• Directive: Give back the full listing, character for character, with no pictures.

• Exercise materials:
• • •

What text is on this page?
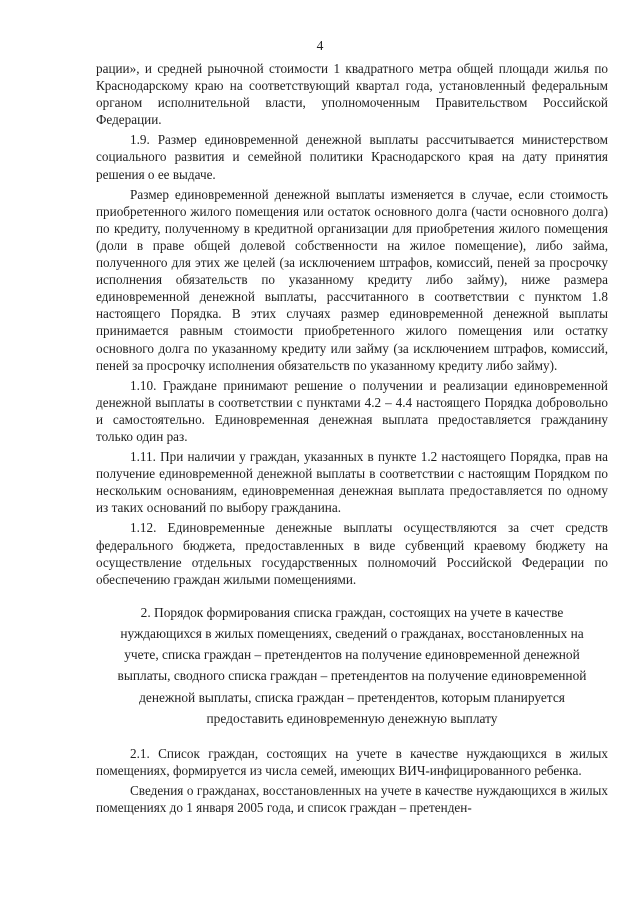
4

рации», и средней рыночной стоимости 1 квадратного метра общей площади жилья по Краснодарскому краю на соответствующий квартал года, установленный федеральным органом исполнительной власти, уполномоченным Правительством Российской Федерации.

1.9. Размер единовременной денежной выплаты рассчитывается министерством социального развития и семейной политики Краснодарского края на дату принятия решения о ее выдаче.

Размер единовременной денежной выплаты изменяется в случае, если стоимость приобретенного жилого помещения или остаток основного долга (части основного долга) по кредиту, полученному в кредитной организации для приобретения жилого помещения (доли в праве общей долевой собственности на жилое помещение), либо займа, полученного для этих же целей (за исключением штрафов, комиссий, пеней за просрочку исполнения обязательств по указанному кредиту либо займу), ниже размера единовременной денежной выплаты, рассчитанного в соответствии с пунктом 1.8 настоящего Порядка. В этих случаях размер единовременной денежной выплаты принимается равным стоимости приобретенного жилого помещения или остатку основного долга по указанному кредиту или займу (за исключением штрафов, комиссий, пеней за просрочку исполнения обязательств по указанному кредиту либо займу).

1.10. Граждане принимают решение о получении и реализации единовременной денежной выплаты в соответствии с пунктами 4.2 – 4.4 настоящего Порядка добровольно и самостоятельно. Единовременная денежная выплата предоставляется гражданину только один раз.

1.11. При наличии у граждан, указанных в пункте 1.2 настоящего Порядка, прав на получение единовременной денежной выплаты в соответствии с настоящим Порядком по нескольким основаниям, единовременная денежная выплата предоставляется по одному из таких оснований по выбору гражданина.

1.12. Единовременные денежные выплаты осуществляются за счет средств федерального бюджета, предоставленных в виде субвенций краевому бюджету на осуществление отдельных государственных полномочий Российской Федерации по обеспечению граждан жилыми помещениями.

2. Порядок формирования списка граждан, состоящих на учете в качестве нуждающихся в жилых помещениях, сведений о гражданах, восстановленных на учете, списка граждан – претендентов на получение единовременной денежной выплаты, сводного списка граждан – претендентов на получение единовременной денежной выплаты, списка граждан – претендентов, которым планируется предоставить единовременную денежную выплату

2.1. Список граждан, состоящих на учете в качестве нуждающихся в жилых помещениях, формируется из числа семей, имеющих ВИЧ-инфицированного ребенка.

Сведения о гражданах, восстановленных на учете в качестве нуждающихся в жилых помещениях до 1 января 2005 года, и список граждан – претенден-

• • •

• Reply to the task:
What text is on this page?
4

рации», и средней рыночной стоимости 1 квадратного метра общей площади жилья по Краснодарскому краю на соответствующий квартал года, установленный федеральным органом исполнительной власти, уполномоченным Правительством Российской Федерации.

1.9. Размер единовременной денежной выплаты рассчитывается министерством социального развития и семейной политики Краснодарского края на дату принятия решения о ее выдаче.

Размер единовременной денежной выплаты изменяется в случае, если стоимость приобретенного жилого помещения или остаток основного долга (части основного долга) по кредиту, полученному в кредитной организации для приобретения жилого помещения (доли в праве общей долевой собственности на жилое помещение), либо займа, полученного для этих же целей (за исключением штрафов, комиссий, пеней за просрочку исполнения обязательств по указанному кредиту либо займу), ниже размера единовременной денежной выплаты, рассчитанного в соответствии с пунктом 1.8 настоящего Порядка. В этих случаях размер единовременной денежной выплаты принимается равным стоимости приобретенного жилого помещения или остатку основного долга по указанному кредиту или займу (за исключением штрафов, комиссий, пеней за просрочку исполнения обязательств по указанному кредиту либо займу).

1.10. Граждане принимают решение о получении и реализации единовременной денежной выплаты в соответствии с пунктами 4.2 – 4.4 настоящего Порядка добровольно и самостоятельно. Единовременная денежная выплата предоставляется гражданину только один раз.

1.11. При наличии у граждан, указанных в пункте 1.2 настоящего Порядка, прав на получение единовременной денежной выплаты в соответствии с настоящим Порядком по нескольким основаниям, единовременная денежная выплата предоставляется по одному из таких оснований по выбору гражданина.

1.12. Единовременные денежные выплаты осуществляются за счет средств федерального бюджета, предоставленных в виде субвенций краевому бюджету на осуществление отдельных государственных полномочий Российской Федерации по обеспечению граждан жилыми помещениями.

2. Порядок формирования списка граждан, состоящих на учете в качестве нуждающихся в жилых помещениях, сведений о гражданах, восстановленных на учете, списка граждан – претендентов на получение единовременной денежной выплаты, сводного списка граждан – претендентов на получение единовременной денежной выплаты, списка граждан – претендентов, которым планируется предоставить единовременную денежную выплату

2.1. Список граждан, состоящих на учете в качестве нуждающихся в жилых помещениях, формируется из числа семей, имеющих ВИЧ-инфицированного ребенка.

Сведения о гражданах, восстановленных на учете в качестве нуждающихся в жилых помещениях до 1 января 2005 года, и список граждан – претенден-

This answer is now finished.